=== Supplied records ===
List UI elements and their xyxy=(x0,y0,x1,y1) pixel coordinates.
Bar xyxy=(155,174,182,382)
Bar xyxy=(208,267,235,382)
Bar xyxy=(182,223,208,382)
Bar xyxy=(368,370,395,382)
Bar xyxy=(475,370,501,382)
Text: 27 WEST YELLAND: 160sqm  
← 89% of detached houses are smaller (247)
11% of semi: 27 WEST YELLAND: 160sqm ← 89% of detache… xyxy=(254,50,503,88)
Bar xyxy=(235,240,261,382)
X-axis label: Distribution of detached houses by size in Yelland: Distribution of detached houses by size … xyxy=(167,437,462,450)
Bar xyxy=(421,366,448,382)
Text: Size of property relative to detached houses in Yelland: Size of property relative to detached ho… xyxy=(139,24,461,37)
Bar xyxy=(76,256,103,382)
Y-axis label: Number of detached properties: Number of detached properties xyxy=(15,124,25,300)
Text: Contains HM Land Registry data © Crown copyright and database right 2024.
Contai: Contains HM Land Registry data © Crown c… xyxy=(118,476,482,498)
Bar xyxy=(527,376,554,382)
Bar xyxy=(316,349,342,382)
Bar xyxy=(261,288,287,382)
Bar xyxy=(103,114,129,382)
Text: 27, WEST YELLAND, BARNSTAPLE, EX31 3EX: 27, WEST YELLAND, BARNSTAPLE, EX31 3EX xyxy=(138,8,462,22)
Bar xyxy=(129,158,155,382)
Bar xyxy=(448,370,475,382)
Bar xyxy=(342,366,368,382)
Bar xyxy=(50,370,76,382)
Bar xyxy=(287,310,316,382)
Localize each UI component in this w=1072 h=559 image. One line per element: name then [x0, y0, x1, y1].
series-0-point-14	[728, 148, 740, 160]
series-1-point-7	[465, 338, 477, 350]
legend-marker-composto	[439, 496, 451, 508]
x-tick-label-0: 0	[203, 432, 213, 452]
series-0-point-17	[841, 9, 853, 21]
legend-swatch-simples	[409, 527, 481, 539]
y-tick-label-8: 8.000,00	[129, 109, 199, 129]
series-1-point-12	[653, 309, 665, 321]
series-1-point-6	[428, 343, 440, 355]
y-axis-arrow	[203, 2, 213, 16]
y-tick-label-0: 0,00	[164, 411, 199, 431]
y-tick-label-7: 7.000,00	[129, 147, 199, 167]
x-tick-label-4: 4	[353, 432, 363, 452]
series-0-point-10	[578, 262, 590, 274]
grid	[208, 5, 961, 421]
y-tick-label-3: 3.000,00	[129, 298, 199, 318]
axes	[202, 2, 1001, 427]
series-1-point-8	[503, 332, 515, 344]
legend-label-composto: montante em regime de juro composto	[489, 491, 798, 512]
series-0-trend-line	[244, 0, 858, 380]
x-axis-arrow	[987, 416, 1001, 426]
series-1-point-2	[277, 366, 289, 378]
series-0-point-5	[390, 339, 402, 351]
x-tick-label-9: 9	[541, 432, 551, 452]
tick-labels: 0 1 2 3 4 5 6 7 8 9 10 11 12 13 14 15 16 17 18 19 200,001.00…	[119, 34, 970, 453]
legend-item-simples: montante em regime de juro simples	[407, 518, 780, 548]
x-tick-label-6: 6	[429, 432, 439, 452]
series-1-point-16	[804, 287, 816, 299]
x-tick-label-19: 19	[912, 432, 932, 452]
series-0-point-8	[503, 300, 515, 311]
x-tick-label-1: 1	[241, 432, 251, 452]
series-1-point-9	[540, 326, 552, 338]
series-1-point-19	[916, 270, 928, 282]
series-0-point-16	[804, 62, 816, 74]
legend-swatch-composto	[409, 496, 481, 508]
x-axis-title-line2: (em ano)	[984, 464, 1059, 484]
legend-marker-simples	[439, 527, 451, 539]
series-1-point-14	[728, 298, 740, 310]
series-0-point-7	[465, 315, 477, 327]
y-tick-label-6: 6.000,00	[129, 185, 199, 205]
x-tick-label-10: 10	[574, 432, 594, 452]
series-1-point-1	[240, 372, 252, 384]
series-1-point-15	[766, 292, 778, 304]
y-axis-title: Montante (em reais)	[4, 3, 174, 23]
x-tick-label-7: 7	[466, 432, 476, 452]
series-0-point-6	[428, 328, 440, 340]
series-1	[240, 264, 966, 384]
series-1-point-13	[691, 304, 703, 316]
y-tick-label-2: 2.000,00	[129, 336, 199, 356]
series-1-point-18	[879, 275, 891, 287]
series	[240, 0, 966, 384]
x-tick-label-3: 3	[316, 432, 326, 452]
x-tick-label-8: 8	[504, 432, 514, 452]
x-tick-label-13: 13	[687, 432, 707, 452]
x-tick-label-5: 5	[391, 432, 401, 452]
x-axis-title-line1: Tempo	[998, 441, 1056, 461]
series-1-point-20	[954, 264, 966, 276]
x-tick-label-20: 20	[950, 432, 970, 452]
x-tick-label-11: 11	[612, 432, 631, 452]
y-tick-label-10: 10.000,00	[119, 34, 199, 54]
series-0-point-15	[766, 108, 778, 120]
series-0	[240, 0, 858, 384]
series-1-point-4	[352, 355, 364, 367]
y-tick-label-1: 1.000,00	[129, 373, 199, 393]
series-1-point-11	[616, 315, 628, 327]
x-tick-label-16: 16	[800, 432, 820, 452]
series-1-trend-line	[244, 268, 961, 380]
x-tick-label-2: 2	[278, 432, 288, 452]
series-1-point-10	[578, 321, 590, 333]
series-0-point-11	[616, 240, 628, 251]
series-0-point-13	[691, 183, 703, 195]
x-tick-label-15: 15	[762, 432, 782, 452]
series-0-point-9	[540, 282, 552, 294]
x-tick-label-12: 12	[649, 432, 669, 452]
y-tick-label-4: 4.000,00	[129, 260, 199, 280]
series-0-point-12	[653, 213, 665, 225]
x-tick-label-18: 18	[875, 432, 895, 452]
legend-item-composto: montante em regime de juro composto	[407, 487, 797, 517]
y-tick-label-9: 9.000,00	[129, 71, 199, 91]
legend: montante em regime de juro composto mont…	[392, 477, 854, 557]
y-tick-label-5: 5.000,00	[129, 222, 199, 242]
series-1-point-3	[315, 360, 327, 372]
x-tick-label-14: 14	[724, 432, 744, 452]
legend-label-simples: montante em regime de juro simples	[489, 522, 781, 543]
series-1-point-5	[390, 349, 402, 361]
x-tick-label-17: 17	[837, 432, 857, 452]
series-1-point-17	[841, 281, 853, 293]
===
=== Supplied records ===
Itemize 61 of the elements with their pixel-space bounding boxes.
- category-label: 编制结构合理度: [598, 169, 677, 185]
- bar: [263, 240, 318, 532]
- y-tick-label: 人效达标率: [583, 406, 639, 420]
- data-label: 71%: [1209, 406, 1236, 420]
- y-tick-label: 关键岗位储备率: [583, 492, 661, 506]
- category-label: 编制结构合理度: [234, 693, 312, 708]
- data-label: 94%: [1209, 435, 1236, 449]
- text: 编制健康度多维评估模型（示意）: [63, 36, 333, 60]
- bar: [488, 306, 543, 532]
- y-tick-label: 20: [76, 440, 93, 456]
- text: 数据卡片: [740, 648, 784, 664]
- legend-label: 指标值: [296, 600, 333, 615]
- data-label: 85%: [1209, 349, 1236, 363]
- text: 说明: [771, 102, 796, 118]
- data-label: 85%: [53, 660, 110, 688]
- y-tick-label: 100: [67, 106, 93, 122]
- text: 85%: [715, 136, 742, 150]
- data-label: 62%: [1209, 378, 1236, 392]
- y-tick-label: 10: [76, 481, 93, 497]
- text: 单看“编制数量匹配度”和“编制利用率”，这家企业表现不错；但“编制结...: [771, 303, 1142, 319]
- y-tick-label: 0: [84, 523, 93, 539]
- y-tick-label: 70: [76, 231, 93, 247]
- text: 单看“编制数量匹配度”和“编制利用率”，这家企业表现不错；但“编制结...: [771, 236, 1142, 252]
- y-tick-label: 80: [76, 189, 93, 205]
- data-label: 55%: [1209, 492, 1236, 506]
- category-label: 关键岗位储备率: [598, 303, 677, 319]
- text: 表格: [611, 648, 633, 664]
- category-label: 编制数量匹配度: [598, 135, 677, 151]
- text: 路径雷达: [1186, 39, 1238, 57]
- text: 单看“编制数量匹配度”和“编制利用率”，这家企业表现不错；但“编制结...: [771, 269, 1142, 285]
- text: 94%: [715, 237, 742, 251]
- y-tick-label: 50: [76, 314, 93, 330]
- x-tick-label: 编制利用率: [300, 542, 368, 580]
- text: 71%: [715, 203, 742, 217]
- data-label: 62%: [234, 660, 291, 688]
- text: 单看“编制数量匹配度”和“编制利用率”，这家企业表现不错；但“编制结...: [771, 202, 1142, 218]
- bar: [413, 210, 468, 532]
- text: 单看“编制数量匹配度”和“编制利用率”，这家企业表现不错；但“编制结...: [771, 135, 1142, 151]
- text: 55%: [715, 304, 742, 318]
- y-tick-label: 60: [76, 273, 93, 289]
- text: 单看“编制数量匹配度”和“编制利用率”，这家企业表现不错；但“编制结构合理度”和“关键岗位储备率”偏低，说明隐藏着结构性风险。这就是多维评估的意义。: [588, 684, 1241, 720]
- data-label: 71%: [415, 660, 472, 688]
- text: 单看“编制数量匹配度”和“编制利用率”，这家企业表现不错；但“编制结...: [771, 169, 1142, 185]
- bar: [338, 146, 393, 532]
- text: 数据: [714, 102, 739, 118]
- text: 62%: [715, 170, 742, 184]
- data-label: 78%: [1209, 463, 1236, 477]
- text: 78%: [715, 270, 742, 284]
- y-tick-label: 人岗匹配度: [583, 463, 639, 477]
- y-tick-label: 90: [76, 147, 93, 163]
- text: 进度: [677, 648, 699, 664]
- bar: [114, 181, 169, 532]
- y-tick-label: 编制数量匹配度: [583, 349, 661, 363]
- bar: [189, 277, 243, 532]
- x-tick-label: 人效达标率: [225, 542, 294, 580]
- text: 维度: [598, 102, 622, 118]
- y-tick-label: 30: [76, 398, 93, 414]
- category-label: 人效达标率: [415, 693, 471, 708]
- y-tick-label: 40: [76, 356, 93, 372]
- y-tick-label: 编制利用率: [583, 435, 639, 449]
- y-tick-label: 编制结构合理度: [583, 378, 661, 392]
===
=== Supplied records ===
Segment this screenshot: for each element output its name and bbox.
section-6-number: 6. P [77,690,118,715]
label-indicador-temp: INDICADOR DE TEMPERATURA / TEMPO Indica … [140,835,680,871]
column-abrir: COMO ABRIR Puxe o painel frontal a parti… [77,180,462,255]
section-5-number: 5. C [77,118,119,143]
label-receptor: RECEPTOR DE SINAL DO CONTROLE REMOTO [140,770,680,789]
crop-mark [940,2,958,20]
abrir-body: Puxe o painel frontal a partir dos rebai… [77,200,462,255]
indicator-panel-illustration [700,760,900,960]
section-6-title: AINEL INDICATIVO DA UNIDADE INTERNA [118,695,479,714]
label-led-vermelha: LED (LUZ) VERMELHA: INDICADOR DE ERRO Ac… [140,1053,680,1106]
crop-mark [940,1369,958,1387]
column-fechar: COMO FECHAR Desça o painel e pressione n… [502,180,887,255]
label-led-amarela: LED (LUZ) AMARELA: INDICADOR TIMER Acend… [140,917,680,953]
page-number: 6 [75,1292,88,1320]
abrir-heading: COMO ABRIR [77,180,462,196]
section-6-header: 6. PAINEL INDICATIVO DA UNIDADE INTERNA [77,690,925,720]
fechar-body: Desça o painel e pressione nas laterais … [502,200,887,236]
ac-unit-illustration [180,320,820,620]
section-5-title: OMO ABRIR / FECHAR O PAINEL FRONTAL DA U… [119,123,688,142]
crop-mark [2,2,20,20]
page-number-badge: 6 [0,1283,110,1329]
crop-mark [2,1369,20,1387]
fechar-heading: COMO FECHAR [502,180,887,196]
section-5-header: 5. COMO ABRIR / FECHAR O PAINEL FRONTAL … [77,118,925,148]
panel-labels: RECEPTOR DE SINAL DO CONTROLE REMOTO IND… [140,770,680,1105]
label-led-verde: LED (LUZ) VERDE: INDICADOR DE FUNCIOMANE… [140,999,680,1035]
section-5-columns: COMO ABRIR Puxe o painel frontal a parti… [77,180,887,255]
===
-- Work to complete --
Please retype the lines above without any change, starting at the line that contains "Segment this screenshot: for" and ending at the line that contains "abrir-heading: COMO ABRIR [77,180,462,196]", with both of those lines included.

-- Response for this exercise --
Segment this screenshot: for each element output its name and bbox.
section-6-number: 6. P [77,690,118,715]
label-indicador-temp: INDICADOR DE TEMPERATURA / TEMPO Indica … [140,835,680,871]
column-abrir: COMO ABRIR Puxe o painel frontal a parti… [77,180,462,255]
section-5-number: 5. C [77,118,119,143]
label-receptor: RECEPTOR DE SINAL DO CONTROLE REMOTO [140,770,680,789]
crop-mark [940,2,958,20]
abrir-body: Puxe o painel frontal a partir dos rebai… [77,200,462,255]
indicator-panel-illustration [700,760,900,960]
section-6-title: AINEL INDICATIVO DA UNIDADE INTERNA [118,695,479,714]
label-led-vermelha: LED (LUZ) VERMELHA: INDICADOR DE ERRO Ac… [140,1053,680,1106]
crop-mark [940,1369,958,1387]
column-fechar: COMO FECHAR Desça o painel e pressione n… [502,180,887,255]
label-led-amarela: LED (LUZ) AMARELA: INDICADOR TIMER Acend… [140,917,680,953]
page-number: 6 [75,1292,88,1320]
abrir-heading: COMO ABRIR [77,180,462,196]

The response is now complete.